▸ TASK REQUIREMENTS: Reproduce the records verbatim, from their first line up to and including the line that contains "2068, 1112, 2110]".

# DATASET CONTENT start

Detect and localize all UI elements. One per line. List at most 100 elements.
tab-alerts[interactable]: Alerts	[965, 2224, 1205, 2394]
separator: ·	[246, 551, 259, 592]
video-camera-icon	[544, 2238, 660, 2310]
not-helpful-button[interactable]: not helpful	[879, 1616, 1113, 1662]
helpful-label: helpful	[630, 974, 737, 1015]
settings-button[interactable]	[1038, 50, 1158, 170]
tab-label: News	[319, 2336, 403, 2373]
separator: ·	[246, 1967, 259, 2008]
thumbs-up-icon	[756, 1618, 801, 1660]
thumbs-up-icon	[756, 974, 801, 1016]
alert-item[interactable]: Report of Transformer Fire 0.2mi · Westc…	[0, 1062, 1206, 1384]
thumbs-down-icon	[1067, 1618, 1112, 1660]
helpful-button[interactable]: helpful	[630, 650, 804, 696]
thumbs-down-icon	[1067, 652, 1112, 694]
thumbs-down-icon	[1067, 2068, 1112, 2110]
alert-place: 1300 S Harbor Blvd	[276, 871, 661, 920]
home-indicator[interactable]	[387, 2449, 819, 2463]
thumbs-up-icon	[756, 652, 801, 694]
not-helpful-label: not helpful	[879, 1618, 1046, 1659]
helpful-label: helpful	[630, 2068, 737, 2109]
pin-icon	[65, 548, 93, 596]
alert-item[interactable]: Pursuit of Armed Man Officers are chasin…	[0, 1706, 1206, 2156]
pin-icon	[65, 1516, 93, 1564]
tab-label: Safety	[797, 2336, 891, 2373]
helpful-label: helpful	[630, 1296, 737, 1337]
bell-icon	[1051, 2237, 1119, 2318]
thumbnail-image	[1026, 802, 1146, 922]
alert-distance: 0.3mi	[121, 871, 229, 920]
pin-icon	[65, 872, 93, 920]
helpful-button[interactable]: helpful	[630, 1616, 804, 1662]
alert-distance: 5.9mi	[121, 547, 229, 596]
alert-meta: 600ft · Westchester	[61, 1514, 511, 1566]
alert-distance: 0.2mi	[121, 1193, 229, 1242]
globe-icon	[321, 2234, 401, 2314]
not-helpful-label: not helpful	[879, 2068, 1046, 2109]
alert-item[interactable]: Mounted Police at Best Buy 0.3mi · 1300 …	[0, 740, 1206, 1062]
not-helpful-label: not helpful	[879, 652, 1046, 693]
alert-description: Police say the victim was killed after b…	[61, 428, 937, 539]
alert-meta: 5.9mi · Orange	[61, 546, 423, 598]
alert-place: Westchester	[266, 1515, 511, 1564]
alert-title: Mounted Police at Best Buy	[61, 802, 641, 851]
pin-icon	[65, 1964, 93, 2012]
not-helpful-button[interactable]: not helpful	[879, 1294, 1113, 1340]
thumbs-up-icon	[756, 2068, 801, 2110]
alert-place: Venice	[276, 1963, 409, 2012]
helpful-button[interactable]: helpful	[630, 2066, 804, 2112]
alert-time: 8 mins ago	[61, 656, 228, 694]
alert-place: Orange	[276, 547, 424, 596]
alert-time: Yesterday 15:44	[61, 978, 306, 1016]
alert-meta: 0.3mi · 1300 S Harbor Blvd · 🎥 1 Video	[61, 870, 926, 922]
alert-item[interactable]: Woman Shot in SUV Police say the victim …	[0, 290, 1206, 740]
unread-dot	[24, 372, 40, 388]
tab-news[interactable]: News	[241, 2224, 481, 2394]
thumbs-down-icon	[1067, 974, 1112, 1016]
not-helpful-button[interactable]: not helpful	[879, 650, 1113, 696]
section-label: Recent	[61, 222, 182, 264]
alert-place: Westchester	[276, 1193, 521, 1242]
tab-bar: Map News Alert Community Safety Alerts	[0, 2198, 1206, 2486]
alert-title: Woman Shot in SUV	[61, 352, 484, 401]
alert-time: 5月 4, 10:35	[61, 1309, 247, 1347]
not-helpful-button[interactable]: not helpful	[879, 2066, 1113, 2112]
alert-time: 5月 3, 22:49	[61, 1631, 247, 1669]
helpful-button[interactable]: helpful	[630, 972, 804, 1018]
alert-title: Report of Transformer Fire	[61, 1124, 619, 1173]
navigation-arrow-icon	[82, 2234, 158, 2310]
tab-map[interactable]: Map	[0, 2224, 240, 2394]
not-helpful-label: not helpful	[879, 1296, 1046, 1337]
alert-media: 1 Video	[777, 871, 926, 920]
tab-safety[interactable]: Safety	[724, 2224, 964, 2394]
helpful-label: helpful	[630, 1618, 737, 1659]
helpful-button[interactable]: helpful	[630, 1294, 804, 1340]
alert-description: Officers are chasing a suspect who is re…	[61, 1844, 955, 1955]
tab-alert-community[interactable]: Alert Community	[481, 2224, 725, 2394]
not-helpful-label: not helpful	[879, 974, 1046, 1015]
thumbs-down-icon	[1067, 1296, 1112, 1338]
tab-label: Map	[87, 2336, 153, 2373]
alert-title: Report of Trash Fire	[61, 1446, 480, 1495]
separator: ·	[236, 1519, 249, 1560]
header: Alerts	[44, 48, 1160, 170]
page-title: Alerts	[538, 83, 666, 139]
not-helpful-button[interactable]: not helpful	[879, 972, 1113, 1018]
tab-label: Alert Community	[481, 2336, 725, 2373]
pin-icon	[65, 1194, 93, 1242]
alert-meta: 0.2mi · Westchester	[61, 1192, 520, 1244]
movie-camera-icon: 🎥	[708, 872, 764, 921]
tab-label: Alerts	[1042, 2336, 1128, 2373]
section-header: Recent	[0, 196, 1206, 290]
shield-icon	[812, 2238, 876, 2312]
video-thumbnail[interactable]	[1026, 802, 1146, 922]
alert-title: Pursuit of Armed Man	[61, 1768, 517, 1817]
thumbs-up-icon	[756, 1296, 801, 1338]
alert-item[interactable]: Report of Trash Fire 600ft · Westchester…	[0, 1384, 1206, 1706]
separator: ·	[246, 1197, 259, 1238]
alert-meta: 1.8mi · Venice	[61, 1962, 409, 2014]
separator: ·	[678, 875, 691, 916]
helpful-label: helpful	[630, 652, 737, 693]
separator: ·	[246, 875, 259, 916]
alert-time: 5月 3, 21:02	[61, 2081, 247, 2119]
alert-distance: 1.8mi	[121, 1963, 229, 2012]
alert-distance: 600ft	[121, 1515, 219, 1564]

# DATASET CONTENT end

▸ ANSWER TO THIS TASK:
Detect and localize all UI elements. One per line. List at most 100 elements.
tab-alerts[interactable]: Alerts	[965, 2224, 1205, 2394]
separator: ·	[246, 551, 259, 592]
video-camera-icon	[544, 2238, 660, 2310]
not-helpful-button[interactable]: not helpful	[879, 1616, 1113, 1662]
helpful-label: helpful	[630, 974, 737, 1015]
settings-button[interactable]	[1038, 50, 1158, 170]
tab-label: News	[319, 2336, 403, 2373]
separator: ·	[246, 1967, 259, 2008]
thumbs-up-icon	[756, 1618, 801, 1660]
thumbs-up-icon	[756, 974, 801, 1016]
alert-item[interactable]: Report of Transformer Fire 0.2mi · Westc…	[0, 1062, 1206, 1384]
thumbs-down-icon	[1067, 1618, 1112, 1660]
helpful-button[interactable]: helpful	[630, 650, 804, 696]
thumbs-down-icon	[1067, 652, 1112, 694]
thumbs-down-icon	[1067, 2068, 1112, 2110]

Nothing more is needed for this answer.